■ **INSTRUCTION**
Among the entries, which lines carry the string "color"? Copy each of them.

■ **DATA RECORDS**

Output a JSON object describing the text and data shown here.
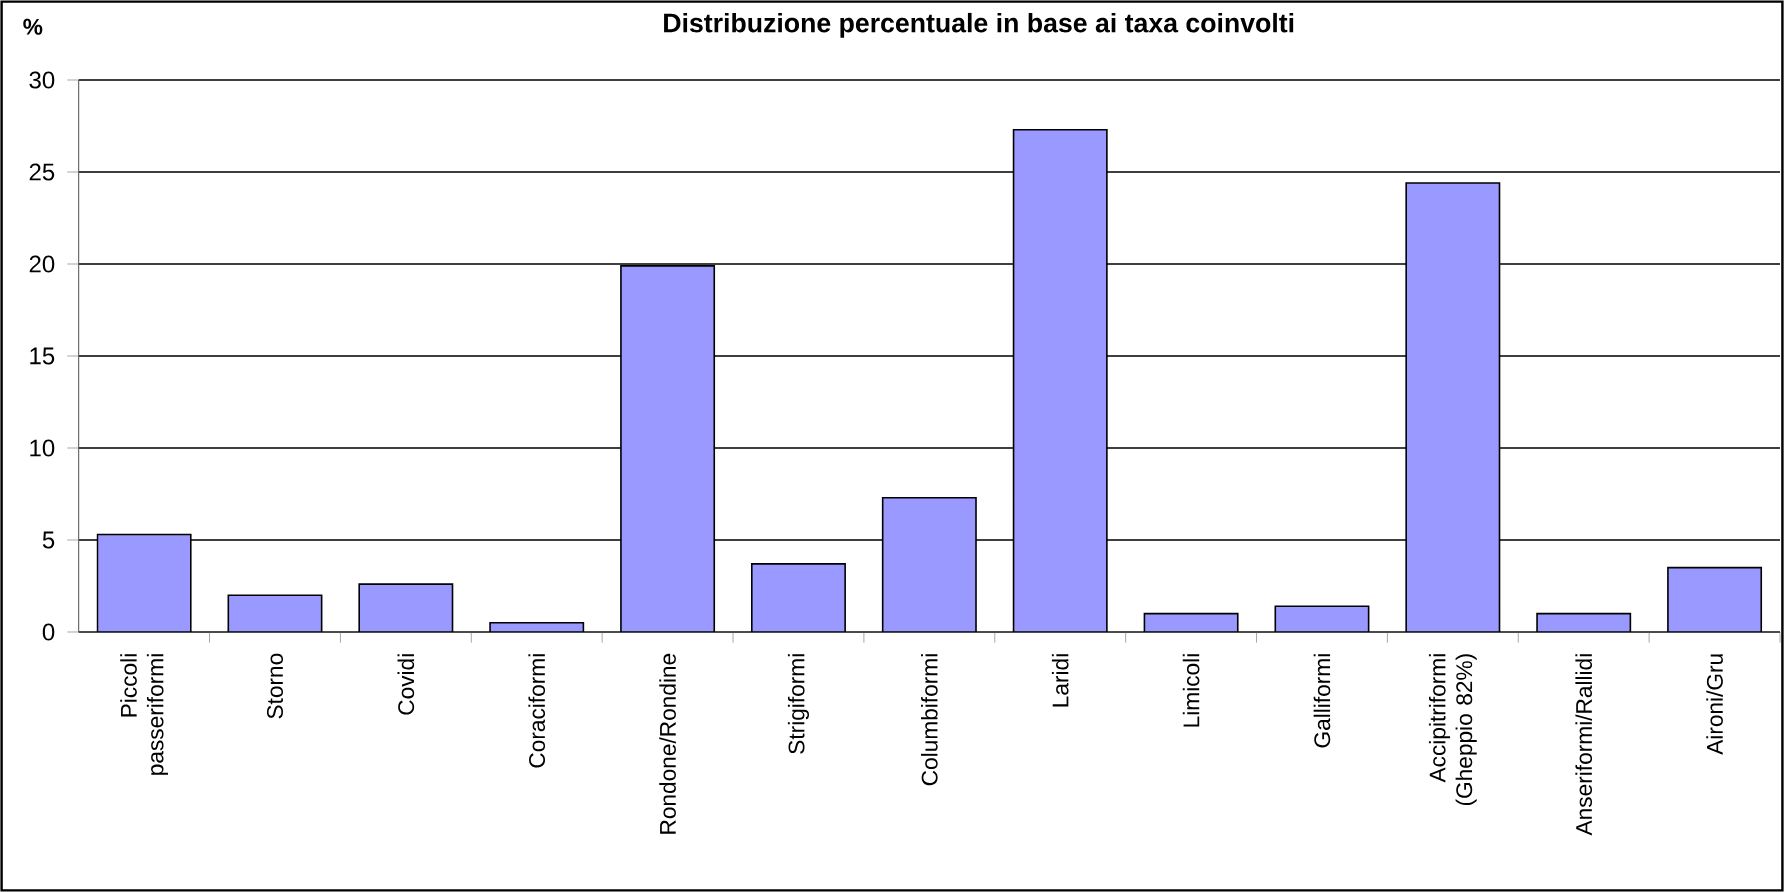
{
  "chart_data": {
    "type": "bar",
    "title": "Distribuzione percentuale in base ai taxa coinvolti",
    "ylabel": "%",
    "categories": [
      "Piccoli passeriformi",
      "Storno",
      "Covidi",
      "Coraciformi",
      "Rondone/Rondine",
      "Strigiformi",
      "Columbiformi",
      "Laridi",
      "Limicoli",
      "Galliformi",
      "Accipitriformi (Gheppio 82%)",
      "Anseriformi/Rallidi",
      "Aironi/Gru"
    ],
    "values": [
      5.3,
      2.0,
      2.6,
      0.5,
      19.9,
      3.7,
      7.3,
      27.3,
      1.0,
      1.4,
      24.4,
      1.0,
      3.5
    ],
    "color": "#9999ff",
    "ylim": [
      0,
      30
    ],
    "yticks": [
      0,
      5,
      10,
      15,
      20,
      25,
      30
    ],
    "grid": "y"
  }
}
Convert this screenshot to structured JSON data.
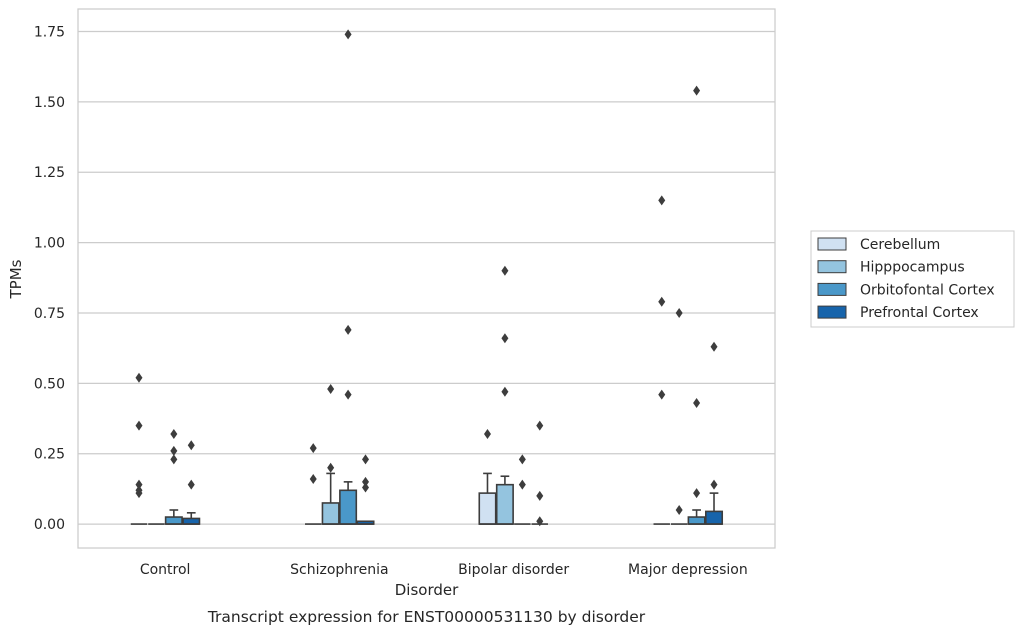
{
  "chart_data": {
    "type": "box",
    "title": "",
    "caption": "Transcript expression for ENST00000531130 by disorder",
    "xlabel": "Disorder",
    "ylabel": "TPMs",
    "ylim": [
      -0.085,
      1.83
    ],
    "yticks": [
      0.0,
      0.25,
      0.5,
      0.75,
      1.0,
      1.25,
      1.5,
      1.75
    ],
    "ytick_labels": [
      "0.00",
      "0.25",
      "0.50",
      "0.75",
      "1.00",
      "1.25",
      "1.50",
      "1.75"
    ],
    "grid": "horizontal",
    "legend_position": "right",
    "categories": [
      "Control",
      "Schizophrenia",
      "Bipolar disorder",
      "Major depression"
    ],
    "series": [
      {
        "name": "Cerebellum",
        "color": "#d0e1f2",
        "boxes": [
          {
            "q1": 0,
            "median": 0,
            "q3": 0,
            "whisker_low": 0,
            "whisker_high": 0,
            "outliers": [
              0.52,
              0.35,
              0.14,
              0.12,
              0.11
            ]
          },
          {
            "q1": 0,
            "median": 0,
            "q3": 0,
            "whisker_low": 0,
            "whisker_high": 0,
            "outliers": [
              0.27,
              0.16
            ]
          },
          {
            "q1": 0,
            "median": 0,
            "q3": 0.11,
            "whisker_low": 0,
            "whisker_high": 0.18,
            "outliers": [
              0.32
            ]
          },
          {
            "q1": 0,
            "median": 0,
            "q3": 0,
            "whisker_low": 0,
            "whisker_high": 0,
            "outliers": [
              1.15,
              0.79,
              0.46
            ]
          }
        ]
      },
      {
        "name": "Hipppocampus",
        "color": "#94c4df",
        "boxes": [
          {
            "q1": 0,
            "median": 0,
            "q3": 0,
            "whisker_low": 0,
            "whisker_high": 0,
            "outliers": []
          },
          {
            "q1": 0,
            "median": 0,
            "q3": 0.075,
            "whisker_low": 0,
            "whisker_high": 0.18,
            "outliers": [
              0.48,
              0.2
            ]
          },
          {
            "q1": 0,
            "median": 0,
            "q3": 0.14,
            "whisker_low": 0,
            "whisker_high": 0.17,
            "outliers": [
              0.9,
              0.66,
              0.47
            ]
          },
          {
            "q1": 0,
            "median": 0,
            "q3": 0,
            "whisker_low": 0,
            "whisker_high": 0,
            "outliers": [
              0.75,
              0.05
            ]
          }
        ]
      },
      {
        "name": "Orbitofontal Cortex",
        "color": "#4a98c9",
        "boxes": [
          {
            "q1": 0,
            "median": 0,
            "q3": 0.025,
            "whisker_low": 0,
            "whisker_high": 0.05,
            "outliers": [
              0.32,
              0.26,
              0.23
            ]
          },
          {
            "q1": 0,
            "median": 0,
            "q3": 0.12,
            "whisker_low": 0,
            "whisker_high": 0.15,
            "outliers": [
              1.74,
              0.69,
              0.46
            ]
          },
          {
            "q1": 0,
            "median": 0,
            "q3": 0,
            "whisker_low": 0,
            "whisker_high": 0,
            "outliers": [
              0.23,
              0.14
            ]
          },
          {
            "q1": 0,
            "median": 0,
            "q3": 0.025,
            "whisker_low": 0,
            "whisker_high": 0.05,
            "outliers": [
              1.54,
              0.43,
              0.11
            ]
          }
        ]
      },
      {
        "name": "Prefrontal Cortex",
        "color": "#1764ab",
        "boxes": [
          {
            "q1": 0,
            "median": 0,
            "q3": 0.02,
            "whisker_low": 0,
            "whisker_high": 0.04,
            "outliers": [
              0.28,
              0.14
            ]
          },
          {
            "q1": 0,
            "median": 0,
            "q3": 0.01,
            "whisker_low": 0,
            "whisker_high": 0.01,
            "outliers": [
              0.23,
              0.15,
              0.13
            ]
          },
          {
            "q1": 0,
            "median": 0,
            "q3": 0,
            "whisker_low": 0,
            "whisker_high": 0,
            "outliers": [
              0.35,
              0.1,
              0.01
            ]
          },
          {
            "q1": 0,
            "median": 0,
            "q3": 0.045,
            "whisker_low": 0,
            "whisker_high": 0.11,
            "outliers": [
              0.63,
              0.14
            ]
          }
        ]
      }
    ]
  }
}
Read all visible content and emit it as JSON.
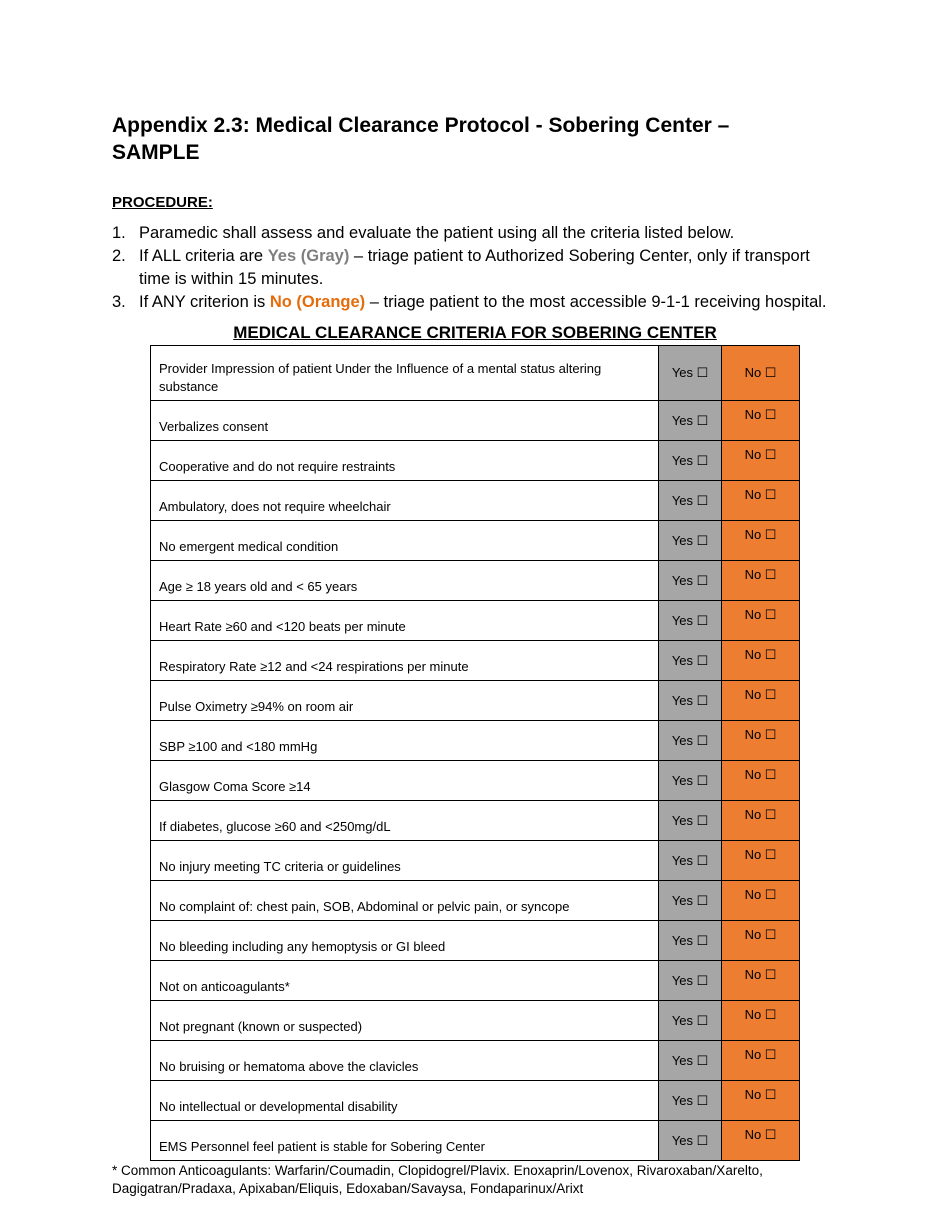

■ **RESULT OF THIS TASK**
    "color": "#9999ff",
        "color": "#d0e1f2",
        "color": "#94c4df",
        "color": "#4a98c9",
        "color": "#1764ab",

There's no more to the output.